Listed records =>
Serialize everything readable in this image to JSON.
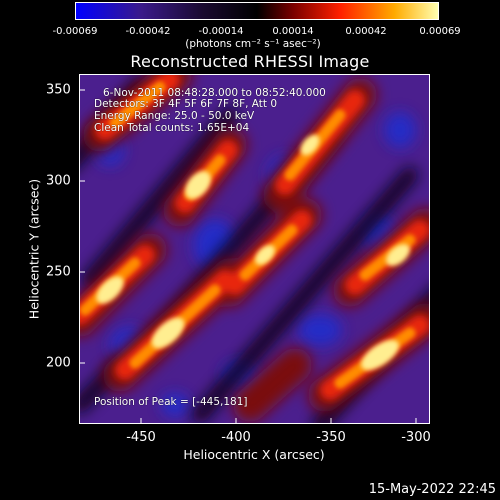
{
  "colorbar": {
    "tick_labels": [
      "-0.00069",
      "-0.00042",
      "-0.00014",
      "0.00014",
      "0.00042",
      "0.00069"
    ],
    "unit": "(photons cm⁻² s⁻¹ asec⁻²)",
    "colors": [
      "#0000ff",
      "#3a1a8a",
      "#000000",
      "#7a0000",
      "#ff2000",
      "#ffaa00",
      "#ffffb0"
    ]
  },
  "title": "Reconstructed RHESSI Image",
  "info": {
    "line1": "6-Nov-2011 08:48:28.000 to 08:52:40.000",
    "line2": "Detectors: 3F 4F 5F 6F 7F 8F, Att 0",
    "line3": "Energy Range: 25.0 - 50.0 keV",
    "line4": "Clean     Total counts: 1.65E+04"
  },
  "position_text": "Position of Peak = [-445,181]",
  "axes": {
    "xlabel": "Heliocentric X (arcsec)",
    "ylabel": "Heliocentric Y (arcsec)",
    "xticks": [
      "-450",
      "-400",
      "-350",
      "-300"
    ],
    "yticks": [
      "350",
      "300",
      "250",
      "200"
    ]
  },
  "datestamp": "15-May-2022 22:45"
}
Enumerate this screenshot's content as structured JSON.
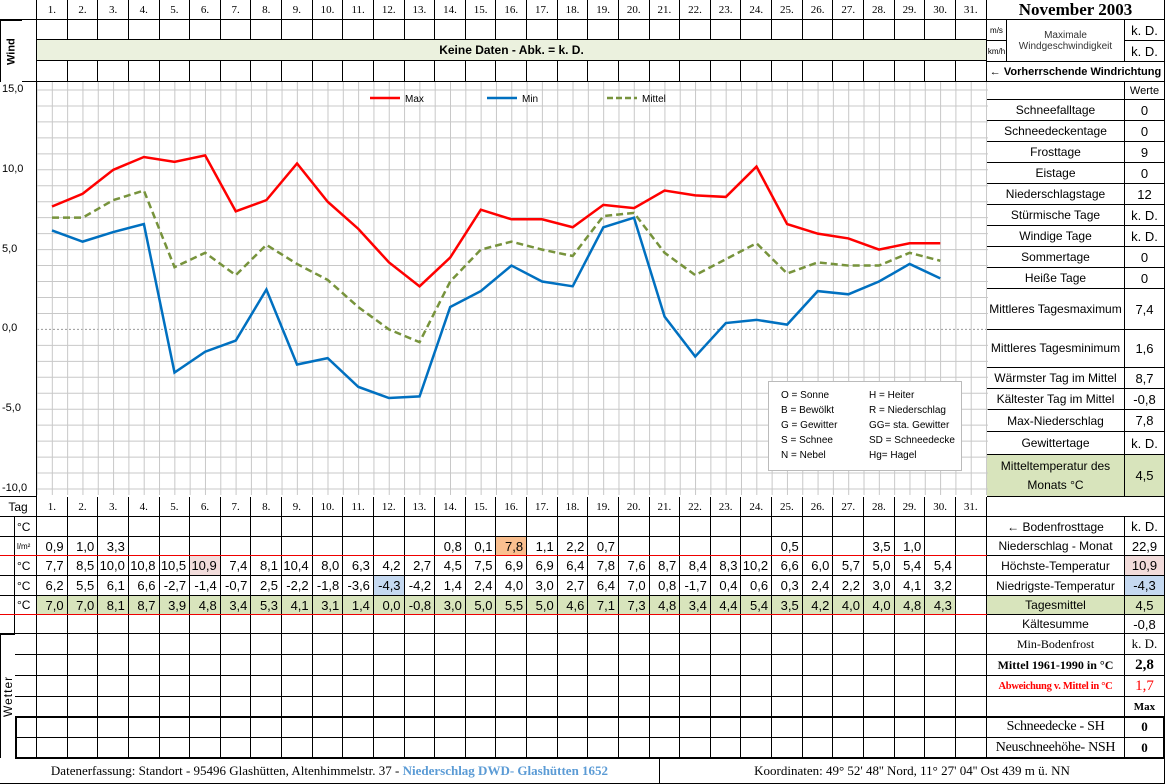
{
  "title": "November 2003",
  "days": [
    "1.",
    "2.",
    "3.",
    "4.",
    "5.",
    "6.",
    "7.",
    "8.",
    "9.",
    "10.",
    "11.",
    "12.",
    "13.",
    "14.",
    "15.",
    "16.",
    "17.",
    "18.",
    "19.",
    "20.",
    "21.",
    "22.",
    "23.",
    "24.",
    "25.",
    "26.",
    "27.",
    "28.",
    "29.",
    "30.",
    "31."
  ],
  "wind": {
    "label": "Wind",
    "no_data": "Keine Daten - Abk. = k. D.",
    "unit_ms": "m/s",
    "unit_kmh": "km/h",
    "max_label_1": "Maximale",
    "max_label_2": "Windgeschwindigkeit",
    "value_ms": "k. D.",
    "value_kmh": "k. D.",
    "direction": "← Vorherrschende Windrichtung"
  },
  "chart_data": {
    "type": "line",
    "x": [
      1,
      2,
      3,
      4,
      5,
      6,
      7,
      8,
      9,
      10,
      11,
      12,
      13,
      14,
      15,
      16,
      17,
      18,
      19,
      20,
      21,
      22,
      23,
      24,
      25,
      26,
      27,
      28,
      29,
      30
    ],
    "ylim": [
      -10,
      15
    ],
    "yticks": [
      "15,0",
      "10,0",
      "5,0",
      "0,0",
      "-5,0",
      "-10,0"
    ],
    "grid": true,
    "legend_position": "top",
    "series": [
      {
        "name": "Max",
        "color": "#ff0000",
        "values": [
          7.7,
          8.5,
          10.0,
          10.8,
          10.5,
          10.9,
          7.4,
          8.1,
          10.4,
          8.0,
          6.3,
          4.2,
          2.7,
          4.5,
          7.5,
          6.9,
          6.9,
          6.4,
          7.8,
          7.6,
          8.7,
          8.4,
          8.3,
          10.2,
          6.6,
          6.0,
          5.7,
          5.0,
          5.4,
          5.4
        ]
      },
      {
        "name": "Min",
        "color": "#0070c0",
        "values": [
          6.2,
          5.5,
          6.1,
          6.6,
          -2.7,
          -1.4,
          -0.7,
          2.5,
          -2.2,
          -1.8,
          -3.6,
          -4.3,
          -4.2,
          1.4,
          2.4,
          4.0,
          3.0,
          2.7,
          6.4,
          7.0,
          0.8,
          -1.7,
          0.4,
          0.6,
          0.3,
          2.4,
          2.2,
          3.0,
          4.1,
          3.2
        ]
      },
      {
        "name": "Mittel",
        "color": "#77933c",
        "dashed": true,
        "values": [
          7.0,
          7.0,
          8.1,
          8.7,
          3.9,
          4.8,
          3.4,
          5.3,
          4.1,
          3.1,
          1.4,
          0.0,
          -0.8,
          3.0,
          5.0,
          5.5,
          5.0,
          4.6,
          7.1,
          7.3,
          4.8,
          3.4,
          4.4,
          5.4,
          3.5,
          4.2,
          4.0,
          4.0,
          4.8,
          4.3
        ]
      }
    ]
  },
  "codes": [
    [
      "O = Sonne",
      "H = Heiter"
    ],
    [
      "B = Bewölkt",
      "R = Niederschlag"
    ],
    [
      "G = Gewitter",
      "GG= sta. Gewitter"
    ],
    [
      "S = Schnee",
      "SD = Schneedecke"
    ],
    [
      "N = Nebel",
      "Hg= Hagel"
    ]
  ],
  "stats_header": "Werte",
  "stats": [
    {
      "label": "Schneefalltage",
      "value": "0"
    },
    {
      "label": "Schneedeckentage",
      "value": "0"
    },
    {
      "label": "Frosttage",
      "value": "9"
    },
    {
      "label": "Eistage",
      "value": "0"
    },
    {
      "label": "Niederschlagstage",
      "value": "12"
    },
    {
      "label": "Stürmische Tage",
      "value": "k. D."
    },
    {
      "label": "Windige Tage",
      "value": "k. D."
    },
    {
      "label": "Sommertage",
      "value": "0"
    },
    {
      "label": "Heiße Tage",
      "value": "0"
    },
    {
      "label": "Mittleres Tagesmaximum",
      "value": "7,4"
    },
    {
      "label": "Mittleres Tagesminimum",
      "value": "1,6"
    },
    {
      "label": "Wärmster Tag im Mittel",
      "value": "8,7"
    },
    {
      "label": "Kältester Tag im Mittel",
      "value": "-0,8"
    },
    {
      "label": "Max-Niederschlag",
      "value": "7,8"
    },
    {
      "label": "Gewittertage",
      "value": "k. D."
    },
    {
      "label": "Mitteltemperatur des Monats °C",
      "value": "4,5"
    }
  ],
  "table": {
    "tag_label": "Tag",
    "rows": [
      {
        "unit": "°C",
        "values": []
      },
      {
        "unit": "l/m²",
        "values": [
          "0,9",
          "1,0",
          "3,3",
          "",
          "",
          "",
          "",
          "",
          "",
          "",
          "",
          "",
          "",
          "0,8",
          "0,1",
          "7,8",
          "1,1",
          "2,2",
          "0,7",
          "",
          "",
          "",
          "",
          "",
          "0,5",
          "",
          "",
          "3,5",
          "1,0",
          "",
          ""
        ]
      },
      {
        "unit": "°C",
        "values": [
          "7,7",
          "8,5",
          "10,0",
          "10,8",
          "10,5",
          "10,9",
          "7,4",
          "8,1",
          "10,4",
          "8,0",
          "6,3",
          "4,2",
          "2,7",
          "4,5",
          "7,5",
          "6,9",
          "6,9",
          "6,4",
          "7,8",
          "7,6",
          "8,7",
          "8,4",
          "8,3",
          "10,2",
          "6,6",
          "6,0",
          "5,7",
          "5,0",
          "5,4",
          "5,4",
          ""
        ]
      },
      {
        "unit": "°C",
        "values": [
          "6,2",
          "5,5",
          "6,1",
          "6,6",
          "-2,7",
          "-1,4",
          "-0,7",
          "2,5",
          "-2,2",
          "-1,8",
          "-3,6",
          "-4,3",
          "-4,2",
          "1,4",
          "2,4",
          "4,0",
          "3,0",
          "2,7",
          "6,4",
          "7,0",
          "0,8",
          "-1,7",
          "0,4",
          "0,6",
          "0,3",
          "2,4",
          "2,2",
          "3,0",
          "4,1",
          "3,2",
          ""
        ]
      },
      {
        "unit": "°C",
        "values": [
          "7,0",
          "7,0",
          "8,1",
          "8,7",
          "3,9",
          "4,8",
          "3,4",
          "5,3",
          "4,1",
          "3,1",
          "1,4",
          "0,0",
          "-0,8",
          "3,0",
          "5,0",
          "5,5",
          "5,0",
          "4,6",
          "7,1",
          "7,3",
          "4,8",
          "3,4",
          "4,4",
          "5,4",
          "3,5",
          "4,2",
          "4,0",
          "4,0",
          "4,8",
          "4,3",
          ""
        ]
      }
    ],
    "wetter_label": "Wetter"
  },
  "summary": [
    {
      "label": "← Bodenfrosttage",
      "value": "k. D."
    },
    {
      "label": "Niederschlag - Monat",
      "value": "22,9"
    },
    {
      "label": "Höchste-Temperatur",
      "value": "10,9"
    },
    {
      "label": "Niedrigste-Temperatur",
      "value": "-4,3"
    },
    {
      "label": "Tagesmittel",
      "value": "4,5"
    },
    {
      "label": "Kältesumme",
      "value": "-0,8"
    },
    {
      "label": "Min-Bodenfrost",
      "value": "k. D."
    },
    {
      "label": "Mittel 1961-1990 in °C",
      "value": "2,8"
    },
    {
      "label": "Abweichung v. Mittel in °C",
      "value": "1,7"
    },
    {
      "label": "",
      "value": "Max"
    },
    {
      "label": "Schneedecke -   SH",
      "value": "0"
    },
    {
      "label": "Neuschneehöhe- NSH",
      "value": "0"
    }
  ],
  "footer": {
    "left": "Datenerfassung:  Standort -  95496  Glashütten, Altenhimmelstr. 37 - ",
    "left_highlight": "Niederschlag DWD- Glashütten 1652",
    "right": "Koordinaten:  49° 52' 48'' Nord,   11° 27' 04'' Ost   439 m ü. NN"
  }
}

Stated problem => Your task is to list each line of the records with the word "Heliocentric".

Response to the task =>
    "xlabel": "Heliocentric X (arcsec)",
    "ylabel": "Heliocentric Y (arcsec)",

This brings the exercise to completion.